>>>>>

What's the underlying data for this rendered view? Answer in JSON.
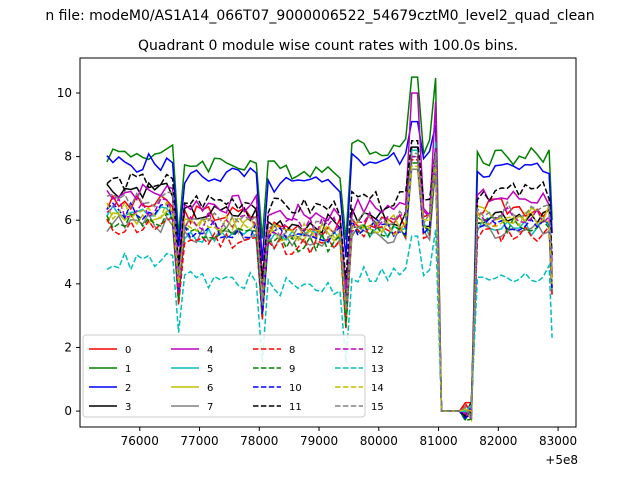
{
  "chart_data": {
    "type": "line",
    "suptitle": "n file: modeM0/AS1A14_066T07_9000006522_54679cztM0_level2_quad_clean",
    "title": "Quadrant 0 module wise count rates with 100.0s bins.",
    "xlabel": "",
    "ylabel": "",
    "x_offset_label": "+5e8",
    "xlim": [
      75000,
      83300
    ],
    "ylim": [
      -0.5,
      11.1
    ],
    "xticks": [
      76000,
      77000,
      78000,
      79000,
      80000,
      81000,
      82000,
      83000
    ],
    "xtick_labels": [
      "76000",
      "77000",
      "78000",
      "79000",
      "80000",
      "81000",
      "82000",
      "83000"
    ],
    "yticks": [
      0,
      2,
      4,
      6,
      8,
      10
    ],
    "ytick_labels": [
      "0",
      "2",
      "4",
      "6",
      "8",
      "10"
    ],
    "segments": [
      [
        75450,
        76650
      ],
      [
        76650,
        78050
      ],
      [
        78050,
        79450
      ],
      [
        79450,
        80850
      ],
      [
        80850,
        81150
      ],
      [
        81150,
        81550
      ],
      [
        81550,
        82900
      ]
    ],
    "series_shape": {
      "x_start": 75450,
      "x_step": 100,
      "dip_points": [
        76650,
        78050,
        79450
      ],
      "saa_zero_range": [
        81050,
        81350
      ],
      "end_x": 82900
    },
    "series": [
      {
        "name": "0",
        "color": "#ff0000",
        "dash": "solid",
        "segment_levels": [
          6.5,
          6.2,
          5.8,
          6.0,
          8.2,
          0,
          6.4
        ]
      },
      {
        "name": "1",
        "color": "#008000",
        "dash": "solid",
        "segment_levels": [
          8.1,
          7.8,
          7.6,
          8.3,
          10.5,
          0,
          8.0
        ]
      },
      {
        "name": "2",
        "color": "#0000ff",
        "dash": "solid",
        "segment_levels": [
          7.8,
          7.4,
          7.1,
          7.9,
          9.1,
          0,
          7.6
        ]
      },
      {
        "name": "3",
        "color": "#000000",
        "dash": "solid",
        "segment_levels": [
          7.0,
          6.2,
          5.9,
          6.1,
          8.3,
          0,
          6.2
        ]
      },
      {
        "name": "4",
        "color": "#bf00bf",
        "dash": "solid",
        "segment_levels": [
          6.9,
          6.5,
          6.2,
          6.4,
          10.0,
          0,
          6.7
        ]
      },
      {
        "name": "5",
        "color": "#00bfbf",
        "dash": "solid",
        "segment_levels": [
          6.2,
          5.6,
          5.4,
          5.7,
          8.2,
          0,
          5.8
        ]
      },
      {
        "name": "6",
        "color": "#bfbf00",
        "dash": "solid",
        "segment_levels": [
          6.1,
          5.8,
          5.6,
          5.9,
          8.0,
          0,
          6.2
        ]
      },
      {
        "name": "7",
        "color": "#808080",
        "dash": "solid",
        "segment_levels": [
          5.9,
          5.6,
          5.3,
          5.5,
          7.6,
          0,
          5.7
        ]
      },
      {
        "name": "8",
        "color": "#ff0000",
        "dash": "dashed",
        "segment_levels": [
          5.8,
          5.4,
          5.2,
          5.6,
          7.9,
          0,
          5.6
        ]
      },
      {
        "name": "9",
        "color": "#008000",
        "dash": "dashed",
        "segment_levels": [
          6.0,
          5.5,
          5.3,
          5.7,
          7.8,
          0,
          5.9
        ]
      },
      {
        "name": "10",
        "color": "#0000ff",
        "dash": "dashed",
        "segment_levels": [
          6.3,
          5.7,
          5.5,
          5.8,
          8.0,
          0,
          5.8
        ]
      },
      {
        "name": "11",
        "color": "#000000",
        "dash": "dashed",
        "segment_levels": [
          7.2,
          6.6,
          6.4,
          6.6,
          8.5,
          0,
          6.9
        ]
      },
      {
        "name": "12",
        "color": "#bf00bf",
        "dash": "dashed",
        "segment_levels": [
          6.4,
          6.0,
          5.8,
          6.0,
          8.0,
          0,
          6.1
        ]
      },
      {
        "name": "13",
        "color": "#00bfbf",
        "dash": "dashed",
        "segment_levels": [
          4.7,
          4.1,
          3.9,
          4.3,
          5.5,
          0,
          4.3
        ]
      },
      {
        "name": "14",
        "color": "#bfbf00",
        "dash": "dashed",
        "segment_levels": [
          6.3,
          5.9,
          5.6,
          5.8,
          7.7,
          0,
          6.0
        ]
      },
      {
        "name": "15",
        "color": "#808080",
        "dash": "dashed",
        "segment_levels": [
          6.6,
          6.0,
          5.7,
          6.0,
          8.1,
          0,
          6.3
        ]
      }
    ],
    "legend": {
      "placement": "lower-left",
      "columns": 4
    }
  }
}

<<<<<

▶ Task requirements:
All the lines above are to be reproduced exactly, except the pictures.

▶ Correct answer:
What's the underlying data for this rendered view? Answer in JSON.
{
  "chart_data": {
    "type": "line",
    "suptitle": "n file: modeM0/AS1A14_066T07_9000006522_54679cztM0_level2_quad_clean",
    "title": "Quadrant 0 module wise count rates with 100.0s bins.",
    "xlabel": "",
    "ylabel": "",
    "x_offset_label": "+5e8",
    "xlim": [
      75000,
      83300
    ],
    "ylim": [
      -0.5,
      11.1
    ],
    "xticks": [
      76000,
      77000,
      78000,
      79000,
      80000,
      81000,
      82000,
      83000
    ],
    "xtick_labels": [
      "76000",
      "77000",
      "78000",
      "79000",
      "80000",
      "81000",
      "82000",
      "83000"
    ],
    "yticks": [
      0,
      2,
      4,
      6,
      8,
      10
    ],
    "ytick_labels": [
      "0",
      "2",
      "4",
      "6",
      "8",
      "10"
    ],
    "segments": [
      [
        75450,
        76650
      ],
      [
        76650,
        78050
      ],
      [
        78050,
        79450
      ],
      [
        79450,
        80850
      ],
      [
        80850,
        81150
      ],
      [
        81150,
        81550
      ],
      [
        81550,
        82900
      ]
    ],
    "series_shape": {
      "x_start": 75450,
      "x_step": 100,
      "dip_points": [
        76650,
        78050,
        79450
      ],
      "saa_zero_range": [
        81050,
        81350
      ],
      "end_x": 82900
    },
    "series": [
      {
        "name": "0",
        "color": "#ff0000",
        "dash": "solid",
        "segment_levels": [
          6.5,
          6.2,
          5.8,
          6.0,
          8.2,
          0,
          6.4
        ]
      },
      {
        "name": "1",
        "color": "#008000",
        "dash": "solid",
        "segment_levels": [
          8.1,
          7.8,
          7.6,
          8.3,
          10.5,
          0,
          8.0
        ]
      },
      {
        "name": "2",
        "color": "#0000ff",
        "dash": "solid",
        "segment_levels": [
          7.8,
          7.4,
          7.1,
          7.9,
          9.1,
          0,
          7.6
        ]
      },
      {
        "name": "3",
        "color": "#000000",
        "dash": "solid",
        "segment_levels": [
          7.0,
          6.2,
          5.9,
          6.1,
          8.3,
          0,
          6.2
        ]
      },
      {
        "name": "4",
        "color": "#bf00bf",
        "dash": "solid",
        "segment_levels": [
          6.9,
          6.5,
          6.2,
          6.4,
          10.0,
          0,
          6.7
        ]
      },
      {
        "name": "5",
        "color": "#00bfbf",
        "dash": "solid",
        "segment_levels": [
          6.2,
          5.6,
          5.4,
          5.7,
          8.2,
          0,
          5.8
        ]
      },
      {
        "name": "6",
        "color": "#bfbf00",
        "dash": "solid",
        "segment_levels": [
          6.1,
          5.8,
          5.6,
          5.9,
          8.0,
          0,
          6.2
        ]
      },
      {
        "name": "7",
        "color": "#808080",
        "dash": "solid",
        "segment_levels": [
          5.9,
          5.6,
          5.3,
          5.5,
          7.6,
          0,
          5.7
        ]
      },
      {
        "name": "8",
        "color": "#ff0000",
        "dash": "dashed",
        "segment_levels": [
          5.8,
          5.4,
          5.2,
          5.6,
          7.9,
          0,
          5.6
        ]
      },
      {
        "name": "9",
        "color": "#008000",
        "dash": "dashed",
        "segment_levels": [
          6.0,
          5.5,
          5.3,
          5.7,
          7.8,
          0,
          5.9
        ]
      },
      {
        "name": "10",
        "color": "#0000ff",
        "dash": "dashed",
        "segment_levels": [
          6.3,
          5.7,
          5.5,
          5.8,
          8.0,
          0,
          5.8
        ]
      },
      {
        "name": "11",
        "color": "#000000",
        "dash": "dashed",
        "segment_levels": [
          7.2,
          6.6,
          6.4,
          6.6,
          8.5,
          0,
          6.9
        ]
      },
      {
        "name": "12",
        "color": "#bf00bf",
        "dash": "dashed",
        "segment_levels": [
          6.4,
          6.0,
          5.8,
          6.0,
          8.0,
          0,
          6.1
        ]
      },
      {
        "name": "13",
        "color": "#00bfbf",
        "dash": "dashed",
        "segment_levels": [
          4.7,
          4.1,
          3.9,
          4.3,
          5.5,
          0,
          4.3
        ]
      },
      {
        "name": "14",
        "color": "#bfbf00",
        "dash": "dashed",
        "segment_levels": [
          6.3,
          5.9,
          5.6,
          5.8,
          7.7,
          0,
          6.0
        ]
      },
      {
        "name": "15",
        "color": "#808080",
        "dash": "dashed",
        "segment_levels": [
          6.6,
          6.0,
          5.7,
          6.0,
          8.1,
          0,
          6.3
        ]
      }
    ],
    "legend": {
      "placement": "lower-left",
      "columns": 4
    }
  }
}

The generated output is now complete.